→ **WORK ORDER**
Going line by line through the data below, how many lines contain the word "Joint"? Give only the number.

→ **GIVEN INFORMATION**
* * * * *
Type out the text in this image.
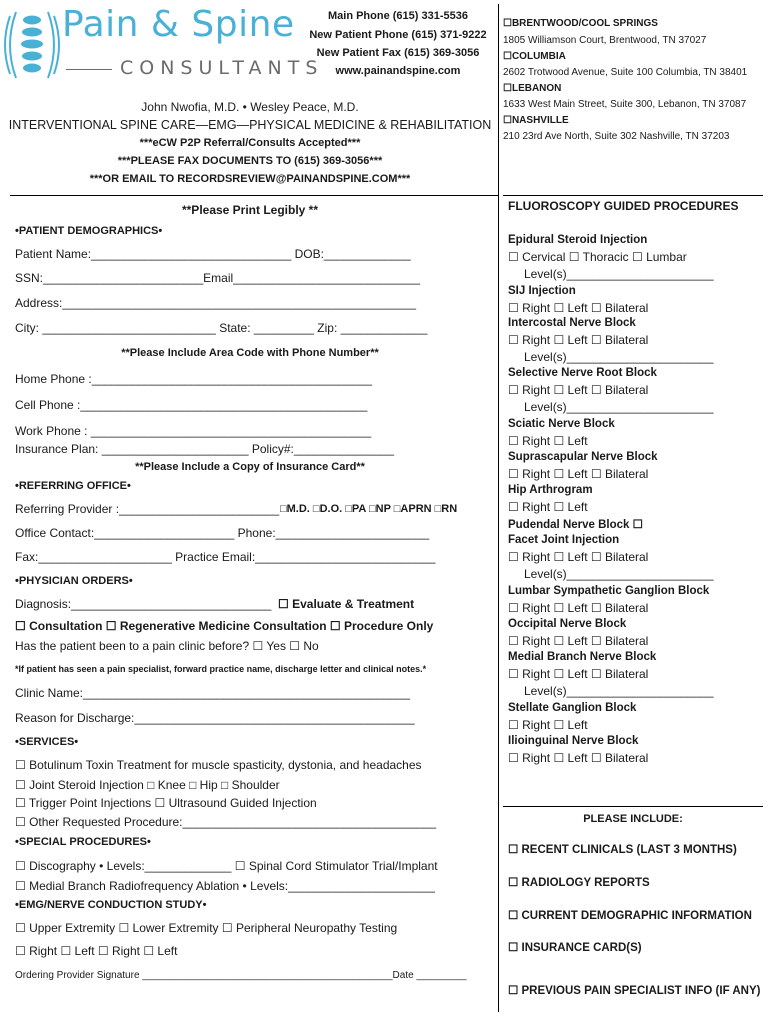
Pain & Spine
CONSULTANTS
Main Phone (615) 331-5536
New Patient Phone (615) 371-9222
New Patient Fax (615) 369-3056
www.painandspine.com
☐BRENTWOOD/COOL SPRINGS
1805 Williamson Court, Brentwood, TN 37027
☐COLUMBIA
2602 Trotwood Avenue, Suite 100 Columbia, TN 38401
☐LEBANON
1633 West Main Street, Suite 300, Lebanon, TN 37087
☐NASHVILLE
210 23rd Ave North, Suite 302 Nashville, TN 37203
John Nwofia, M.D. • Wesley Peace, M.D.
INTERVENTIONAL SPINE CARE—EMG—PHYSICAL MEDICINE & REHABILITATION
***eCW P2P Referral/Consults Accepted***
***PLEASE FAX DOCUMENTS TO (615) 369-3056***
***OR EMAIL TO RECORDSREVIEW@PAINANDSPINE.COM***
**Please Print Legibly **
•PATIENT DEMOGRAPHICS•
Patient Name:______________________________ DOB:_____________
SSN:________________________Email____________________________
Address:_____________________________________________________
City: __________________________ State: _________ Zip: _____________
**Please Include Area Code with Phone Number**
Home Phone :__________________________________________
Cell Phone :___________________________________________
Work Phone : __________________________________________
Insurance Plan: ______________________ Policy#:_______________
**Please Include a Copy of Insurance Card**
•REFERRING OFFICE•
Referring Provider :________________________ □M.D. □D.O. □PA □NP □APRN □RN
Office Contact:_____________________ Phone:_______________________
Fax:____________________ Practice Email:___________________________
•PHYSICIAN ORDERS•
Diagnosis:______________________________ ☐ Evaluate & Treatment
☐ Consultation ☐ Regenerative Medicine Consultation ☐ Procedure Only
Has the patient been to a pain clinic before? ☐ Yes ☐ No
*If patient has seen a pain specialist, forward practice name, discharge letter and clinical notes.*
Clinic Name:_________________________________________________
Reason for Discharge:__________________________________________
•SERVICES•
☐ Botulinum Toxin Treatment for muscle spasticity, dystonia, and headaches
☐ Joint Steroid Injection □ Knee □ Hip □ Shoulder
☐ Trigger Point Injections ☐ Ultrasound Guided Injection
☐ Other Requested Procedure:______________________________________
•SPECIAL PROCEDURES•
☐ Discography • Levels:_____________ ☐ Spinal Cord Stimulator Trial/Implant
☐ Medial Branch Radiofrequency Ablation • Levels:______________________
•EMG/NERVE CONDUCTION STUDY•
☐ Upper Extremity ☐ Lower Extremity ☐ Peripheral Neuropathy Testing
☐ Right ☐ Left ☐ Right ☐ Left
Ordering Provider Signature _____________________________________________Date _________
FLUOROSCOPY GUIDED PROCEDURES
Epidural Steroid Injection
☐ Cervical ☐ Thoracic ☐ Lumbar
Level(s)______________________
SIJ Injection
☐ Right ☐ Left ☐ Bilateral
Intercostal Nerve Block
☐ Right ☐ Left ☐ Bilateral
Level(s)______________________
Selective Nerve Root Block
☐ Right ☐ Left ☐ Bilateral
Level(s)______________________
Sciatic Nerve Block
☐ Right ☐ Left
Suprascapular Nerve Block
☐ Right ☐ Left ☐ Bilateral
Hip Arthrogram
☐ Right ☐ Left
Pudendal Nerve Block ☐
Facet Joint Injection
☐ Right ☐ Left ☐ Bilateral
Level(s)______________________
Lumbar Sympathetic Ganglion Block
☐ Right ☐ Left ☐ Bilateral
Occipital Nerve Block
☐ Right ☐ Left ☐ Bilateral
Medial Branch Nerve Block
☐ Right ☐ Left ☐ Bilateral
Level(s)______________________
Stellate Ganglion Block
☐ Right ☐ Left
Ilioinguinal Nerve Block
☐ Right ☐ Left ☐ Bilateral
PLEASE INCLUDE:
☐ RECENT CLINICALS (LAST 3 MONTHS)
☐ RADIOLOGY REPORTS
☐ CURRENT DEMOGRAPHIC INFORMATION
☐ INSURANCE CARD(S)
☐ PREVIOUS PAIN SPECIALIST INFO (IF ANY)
* * * * *
→ **EXERCISE RESULT**
2